**Objective**
Look through the material below for "Median". Copy every line that contains it.

(Records about charts and figures)
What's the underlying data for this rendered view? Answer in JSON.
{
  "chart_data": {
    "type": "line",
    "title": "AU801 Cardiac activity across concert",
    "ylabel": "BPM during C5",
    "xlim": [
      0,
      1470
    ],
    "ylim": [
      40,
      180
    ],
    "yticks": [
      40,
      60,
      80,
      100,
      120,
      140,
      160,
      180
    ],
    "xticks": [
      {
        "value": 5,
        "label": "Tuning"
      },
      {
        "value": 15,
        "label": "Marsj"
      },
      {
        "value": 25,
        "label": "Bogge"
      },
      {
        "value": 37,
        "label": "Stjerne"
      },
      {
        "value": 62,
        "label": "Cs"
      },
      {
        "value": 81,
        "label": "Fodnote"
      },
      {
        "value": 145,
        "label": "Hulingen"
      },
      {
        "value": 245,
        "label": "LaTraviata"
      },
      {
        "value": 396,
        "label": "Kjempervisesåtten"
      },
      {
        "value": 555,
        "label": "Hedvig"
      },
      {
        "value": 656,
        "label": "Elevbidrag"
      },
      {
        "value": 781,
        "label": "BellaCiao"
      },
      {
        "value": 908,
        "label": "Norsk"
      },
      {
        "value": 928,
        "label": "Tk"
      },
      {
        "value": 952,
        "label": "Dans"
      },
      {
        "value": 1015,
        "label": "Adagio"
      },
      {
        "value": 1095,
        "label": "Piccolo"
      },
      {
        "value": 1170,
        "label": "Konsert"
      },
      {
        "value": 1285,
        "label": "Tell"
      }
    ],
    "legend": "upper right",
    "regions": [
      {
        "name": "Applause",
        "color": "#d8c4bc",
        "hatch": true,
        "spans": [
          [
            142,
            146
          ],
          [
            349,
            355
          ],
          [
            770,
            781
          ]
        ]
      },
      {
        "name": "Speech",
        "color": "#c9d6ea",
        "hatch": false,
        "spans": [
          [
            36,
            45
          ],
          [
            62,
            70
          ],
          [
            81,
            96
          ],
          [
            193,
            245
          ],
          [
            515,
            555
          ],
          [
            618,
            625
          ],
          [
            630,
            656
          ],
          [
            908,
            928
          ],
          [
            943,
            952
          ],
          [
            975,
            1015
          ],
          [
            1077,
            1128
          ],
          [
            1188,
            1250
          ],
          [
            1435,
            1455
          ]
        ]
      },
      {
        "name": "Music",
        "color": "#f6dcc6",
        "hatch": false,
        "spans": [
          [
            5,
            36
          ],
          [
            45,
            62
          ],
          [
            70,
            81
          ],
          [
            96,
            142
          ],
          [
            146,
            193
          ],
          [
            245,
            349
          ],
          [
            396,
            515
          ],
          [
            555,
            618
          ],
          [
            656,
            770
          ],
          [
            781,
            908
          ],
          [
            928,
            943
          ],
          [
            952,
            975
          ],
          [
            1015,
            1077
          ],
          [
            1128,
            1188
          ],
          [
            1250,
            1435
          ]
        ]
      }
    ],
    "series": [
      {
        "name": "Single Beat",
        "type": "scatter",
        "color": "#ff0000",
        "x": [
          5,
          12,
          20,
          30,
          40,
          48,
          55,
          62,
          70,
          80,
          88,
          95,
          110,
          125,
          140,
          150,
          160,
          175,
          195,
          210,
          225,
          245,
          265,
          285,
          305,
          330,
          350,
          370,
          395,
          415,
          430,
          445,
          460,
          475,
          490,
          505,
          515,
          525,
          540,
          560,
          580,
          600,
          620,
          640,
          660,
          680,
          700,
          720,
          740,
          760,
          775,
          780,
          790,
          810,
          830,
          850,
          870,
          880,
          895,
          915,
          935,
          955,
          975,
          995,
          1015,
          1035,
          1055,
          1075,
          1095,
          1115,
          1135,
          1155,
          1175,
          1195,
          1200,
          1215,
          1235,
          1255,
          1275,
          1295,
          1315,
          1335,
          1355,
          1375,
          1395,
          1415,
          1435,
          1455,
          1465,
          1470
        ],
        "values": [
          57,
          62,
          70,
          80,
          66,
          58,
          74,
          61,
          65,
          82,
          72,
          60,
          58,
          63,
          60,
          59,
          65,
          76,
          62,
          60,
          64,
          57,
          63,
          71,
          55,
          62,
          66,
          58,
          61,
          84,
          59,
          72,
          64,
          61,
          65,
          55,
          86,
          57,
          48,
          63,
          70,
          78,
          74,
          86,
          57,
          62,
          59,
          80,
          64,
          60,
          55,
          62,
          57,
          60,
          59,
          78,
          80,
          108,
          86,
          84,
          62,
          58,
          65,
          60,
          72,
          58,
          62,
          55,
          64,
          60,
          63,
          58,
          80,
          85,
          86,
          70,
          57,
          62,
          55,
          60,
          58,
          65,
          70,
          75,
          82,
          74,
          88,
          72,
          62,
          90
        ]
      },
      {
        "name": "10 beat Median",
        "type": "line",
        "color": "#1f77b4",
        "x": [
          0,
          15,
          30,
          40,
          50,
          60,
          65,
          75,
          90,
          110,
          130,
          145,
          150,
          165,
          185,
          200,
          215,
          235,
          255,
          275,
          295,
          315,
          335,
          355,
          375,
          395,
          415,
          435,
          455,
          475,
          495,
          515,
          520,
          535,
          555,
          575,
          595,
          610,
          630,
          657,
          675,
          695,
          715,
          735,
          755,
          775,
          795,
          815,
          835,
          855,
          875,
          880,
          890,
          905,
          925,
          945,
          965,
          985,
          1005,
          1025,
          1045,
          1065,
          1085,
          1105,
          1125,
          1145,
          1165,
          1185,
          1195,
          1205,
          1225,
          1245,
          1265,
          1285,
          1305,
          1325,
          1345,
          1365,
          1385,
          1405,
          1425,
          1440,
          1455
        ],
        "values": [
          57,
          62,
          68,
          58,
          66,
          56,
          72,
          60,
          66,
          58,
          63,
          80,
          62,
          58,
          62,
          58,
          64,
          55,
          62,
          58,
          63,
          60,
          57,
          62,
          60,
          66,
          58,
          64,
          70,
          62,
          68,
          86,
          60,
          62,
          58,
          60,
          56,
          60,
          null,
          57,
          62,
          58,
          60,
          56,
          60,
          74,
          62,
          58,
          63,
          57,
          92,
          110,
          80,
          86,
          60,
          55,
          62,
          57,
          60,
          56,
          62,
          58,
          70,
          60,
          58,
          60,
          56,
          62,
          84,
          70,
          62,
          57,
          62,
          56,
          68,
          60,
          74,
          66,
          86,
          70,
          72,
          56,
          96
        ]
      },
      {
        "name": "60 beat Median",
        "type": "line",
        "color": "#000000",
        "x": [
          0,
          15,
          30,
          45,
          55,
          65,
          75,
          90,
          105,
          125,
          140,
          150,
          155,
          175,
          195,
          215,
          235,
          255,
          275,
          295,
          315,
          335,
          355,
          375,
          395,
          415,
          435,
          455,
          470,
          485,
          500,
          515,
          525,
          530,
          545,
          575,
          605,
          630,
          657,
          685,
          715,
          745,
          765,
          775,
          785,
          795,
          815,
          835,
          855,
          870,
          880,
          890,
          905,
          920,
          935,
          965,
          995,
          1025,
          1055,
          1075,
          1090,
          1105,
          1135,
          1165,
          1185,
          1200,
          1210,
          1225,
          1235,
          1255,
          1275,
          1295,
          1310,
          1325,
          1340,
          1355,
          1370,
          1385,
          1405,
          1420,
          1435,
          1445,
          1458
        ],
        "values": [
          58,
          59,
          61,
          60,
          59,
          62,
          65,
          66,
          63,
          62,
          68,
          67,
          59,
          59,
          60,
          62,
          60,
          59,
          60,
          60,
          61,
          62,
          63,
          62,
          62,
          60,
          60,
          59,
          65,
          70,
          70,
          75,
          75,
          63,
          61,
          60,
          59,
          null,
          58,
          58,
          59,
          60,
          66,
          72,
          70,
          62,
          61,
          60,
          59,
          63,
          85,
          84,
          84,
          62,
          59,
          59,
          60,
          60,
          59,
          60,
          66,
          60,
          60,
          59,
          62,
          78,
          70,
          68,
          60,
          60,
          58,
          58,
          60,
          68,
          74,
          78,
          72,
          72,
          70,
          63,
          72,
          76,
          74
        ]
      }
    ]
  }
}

**Solution to this exercise**
        "name": "10 beat Median",
        "name": "60 beat Median",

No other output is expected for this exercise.